'''

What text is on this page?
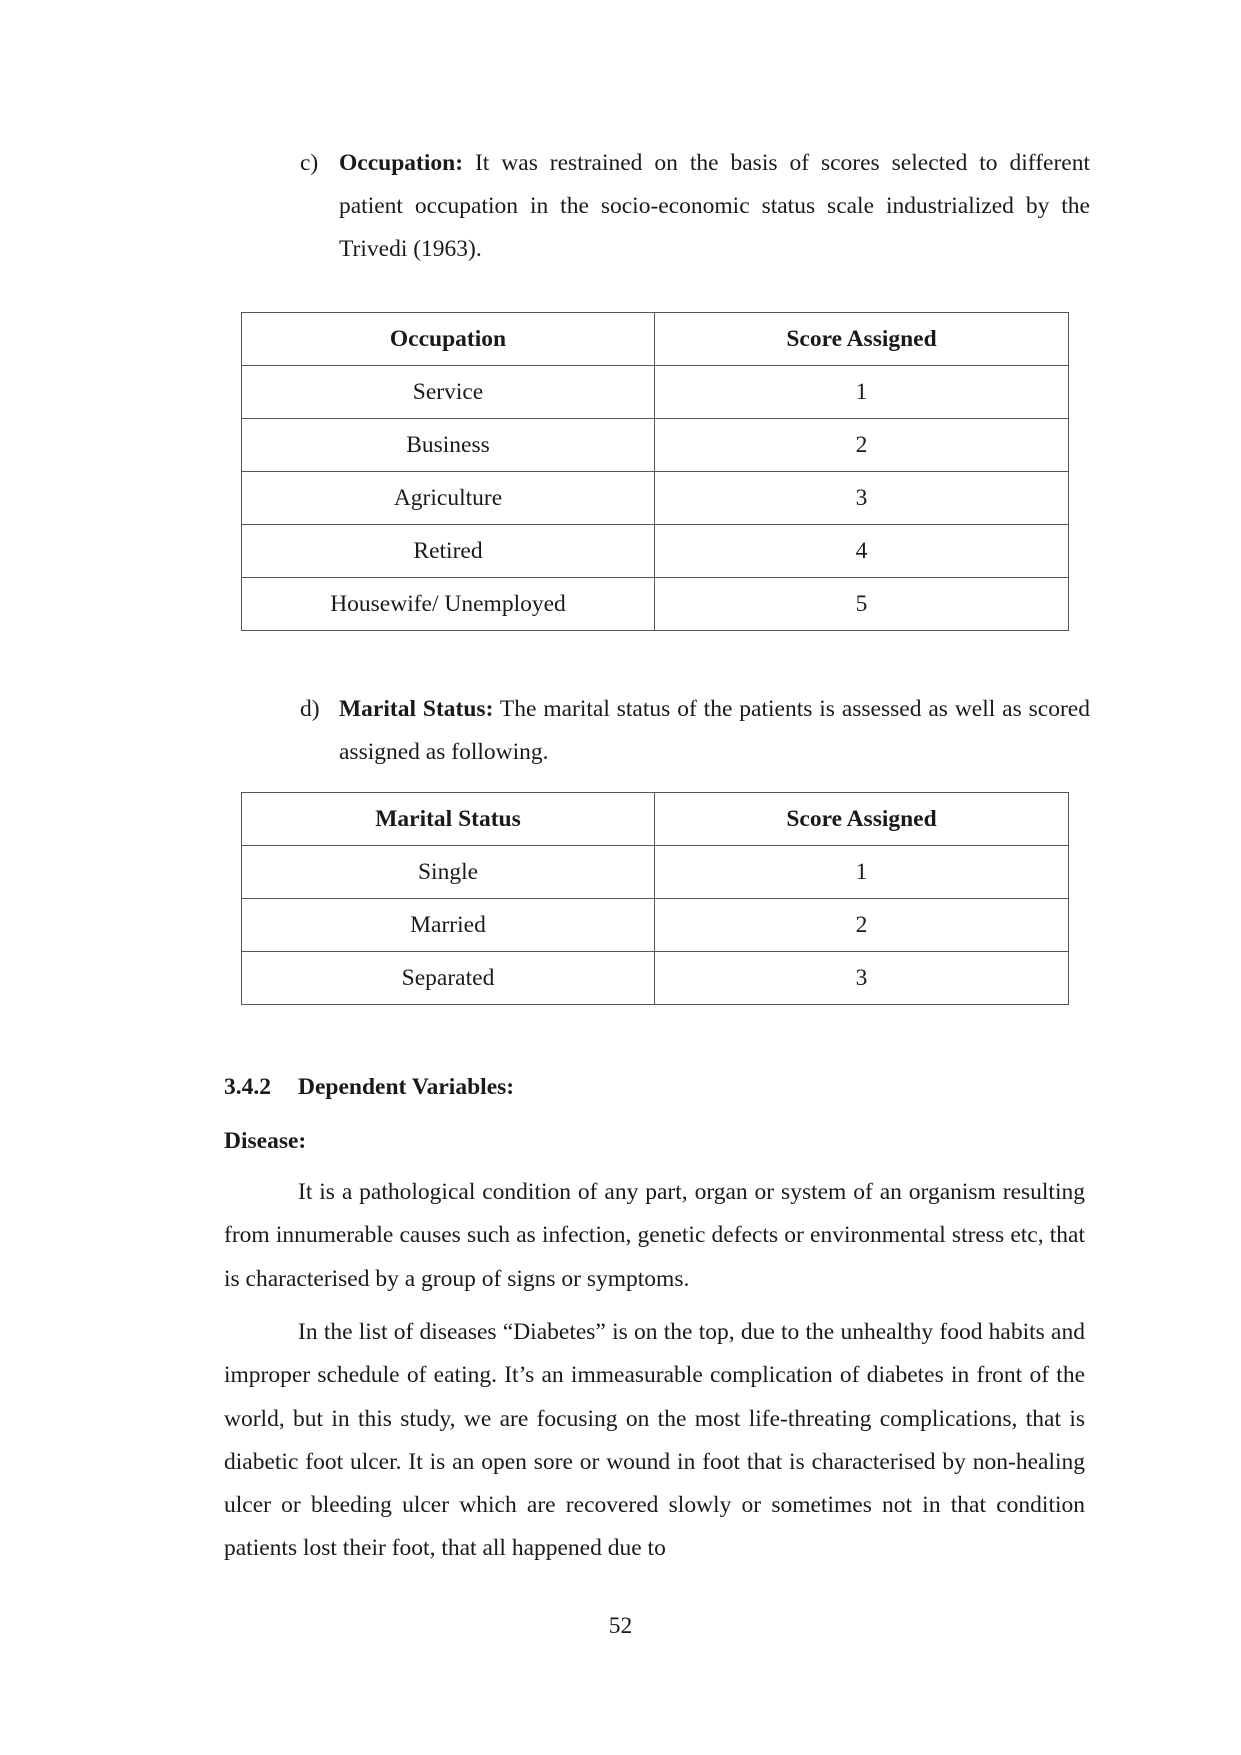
c) Occupation: It was restrained on the basis of scores selected to different patient occupation in the socio-economic status scale industrialized by the Trivedi (1963).
Occupation	Score Assigned
Service	1
Business	2
Agriculture	3
Retired	4
Housewife/ Unemployed	5
d) Marital Status: The marital status of the patients is assessed as well as scored assigned as following.
Marital Status	Score Assigned
Single	1
Married	2
Separated	3
3.4.2 Dependent Variables:
Disease:

It is a pathological condition of any part, organ or system of an organism resulting from innumerable causes such as infection, genetic defects or environmental stress etc, that is characterised by a group of signs or symptoms.

In the list of diseases “Diabetes” is on the top, due to the unhealthy food habits and improper schedule of eating. It’s an immeasurable complication of diabetes in front of the world, but in this study, we are focusing on the most life-threating complications, that is diabetic foot ulcer. It is an open sore or wound in foot that is characterised by non-healing ulcer or bleeding ulcer which are recovered slowly or sometimes not in that condition patients lost their foot, that all happened due to

52
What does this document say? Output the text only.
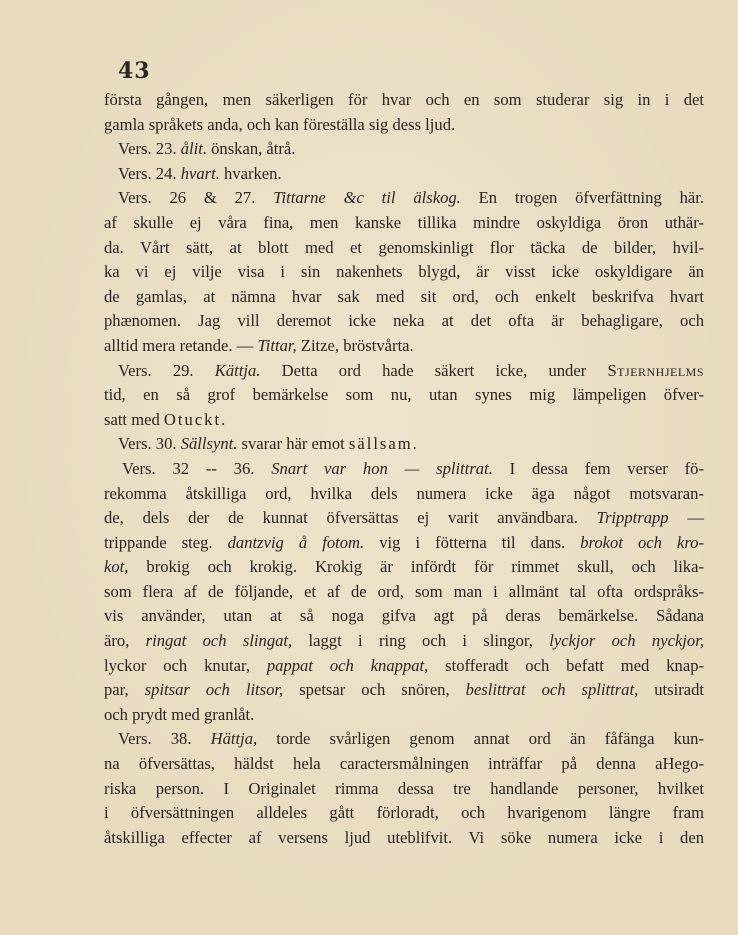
43
första gången, men säkerligen för hvar och en som studerar sig in i det
gamla språkets anda, och kan föreställa sig dess ljud.
Vers. 23. ålit. önskan, åtrå.
Vers. 24. hvart. hvarken.
Vers. 26 & 27. Tittarne &c til älskog. En trogen öfverfättning här.
af skulle ej våra fina, men kanske tillika mindre oskyldiga öron uthär-
da. Vårt sätt, at blott med et genomskinligt flor täcka de bilder, hvil-
ka vi ej vilje visa i sin nakenhets blygd, är visst icke oskyldigare än
de gamlas, at nämna hvar sak med sit ord, och enkelt beskrifva hvart
phænomen. Jag vill deremot icke neka at det ofta är behagligare, och
alltid mera retande. — Tittar, Zitze, bröstvårta.
Vers. 29. Kättja. Detta ord hade säkert icke, under Stjernhjelms
tid, en så grof bemärkelse som nu, utan synes mig lämpeligen öfver-
satt med Otuckt.
Vers. 30. Sällsynt. svarar här emot sällsam.
Vers. 32 -- 36. Snart var hon — splittrat. I dessa fem verser fö-
rekomma åtskilliga ord, hvilka dels numera icke äga något motsvaran-
de, dels der de kunnat öfversättas ej varit användbara. Tripptrapp —
trippande steg. dantzvig å fotom. vig i fötterna til dans. brokot och kro-
kot, brokig och krokig. Krokig är infördt för rimmet skull, och lika-
som flera af de följande, et af de ord, som man i allmänt tal ofta ordspråks-
vis använder, utan at så noga gifva agt på deras bemärkelse. Sådana
äro, ringat och slingat, laggt i ring och i slingor, lyckjor och nyckjor,
lyckor och knutar, pappat och knappat, stofferadt och befatt med knap-
par, spitsar och litsor, spetsar och snören, beslittrat och splittrat, utsiradt
och prydt med granlåt.
Vers. 38. Hättja, torde svårligen genom annat ord än fåfänga kun-
na öfversättas, häldst hela caractersmålningen inträffar på denna aHego-
riska person. I Originalet rimma dessa tre handlande personer, hvilket
i öfversättningen alldeles gått förloradt, och hvarigenom längre fram
åtskilliga effecter af versens ljud uteblifvit. Vi söke numera icke i den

'''

* PROBLEM TO SOLVE: Print every line of the material exactly as written, but drop the pictures.

* SOLVED EXERCISE:
What text is on this page?
c) Occupation: It was restrained on the basis of scores selected to different patient occupation in the socio-economic status scale industrialized by the Trivedi (1963).
Occupation	Score Assigned
Service	1
Business	2
Agriculture	3
Retired	4
Housewife/ Unemployed	5
d) Marital Status: The marital status of the patients is assessed as well as scored assigned as following.
Marital Status	Score Assigned
Single	1
Married	2
Separated	3
3.4.2 Dependent Variables:
Disease:

It is a pathological condition of any part, organ or system of an organism resulting from innumerable causes such as infection, genetic defects or environmental stress etc, that is characterised by a group of signs or symptoms.

In the list of diseases “Diabetes” is on the top, due to the unhealthy food habits and improper schedule of eating. It’s an immeasurable complication of diabetes in front of the world, but in this study, we are focusing on the most life-threating complications, that is diabetic foot ulcer. It is an open sore or wound in foot that is characterised by non-healing ulcer or bleeding ulcer which are recovered slowly or sometimes not in that condition patients lost their foot, that all happened due to

52
What does this document say? Output the text only.
43
första gången, men säkerligen för hvar och en som studerar sig in i det
gamla språkets anda, och kan föreställa sig dess ljud.
Vers. 23. ålit. önskan, åtrå.
Vers. 24. hvart. hvarken.
Vers. 26 & 27. Tittarne &c til älskog. En trogen öfverfättning här.
af skulle ej våra fina, men kanske tillika mindre oskyldiga öron uthär-
da. Vårt sätt, at blott med et genomskinligt flor täcka de bilder, hvil-
ka vi ej vilje visa i sin nakenhets blygd, är visst icke oskyldigare än
de gamlas, at nämna hvar sak med sit ord, och enkelt beskrifva hvart
phænomen. Jag vill deremot icke neka at det ofta är behagligare, och
alltid mera retande. — Tittar, Zitze, bröstvårta.
Vers. 29. Kättja. Detta ord hade säkert icke, under Stjernhjelms
tid, en så grof bemärkelse som nu, utan synes mig lämpeligen öfver-
satt med Otuckt.
Vers. 30. Sällsynt. svarar här emot sällsam.
Vers. 32 -- 36. Snart var hon — splittrat. I dessa fem verser fö-
rekomma åtskilliga ord, hvilka dels numera icke äga något motsvaran-
de, dels der de kunnat öfversättas ej varit användbara. Tripptrapp —
trippande steg. dantzvig å fotom. vig i fötterna til dans. brokot och kro-
kot, brokig och krokig. Krokig är infördt för rimmet skull, och lika-
som flera af de följande, et af de ord, som man i allmänt tal ofta ordspråks-
vis använder, utan at så noga gifva agt på deras bemärkelse. Sådana
äro, ringat och slingat, laggt i ring och i slingor, lyckjor och nyckjor,
lyckor och knutar, pappat och knappat, stofferadt och befatt med knap-
par, spitsar och litsor, spetsar och snören, beslittrat och splittrat, utsiradt
och prydt med granlåt.
Vers. 38. Hättja, torde svårligen genom annat ord än fåfänga kun-
na öfversättas, häldst hela caractersmålningen inträffar på denna aHego-
riska person. I Originalet rimma dessa tre handlande personer, hvilket
i öfversättningen alldeles gått förloradt, och hvarigenom längre fram
åtskilliga effecter af versens ljud uteblifvit. Vi söke numera icke i den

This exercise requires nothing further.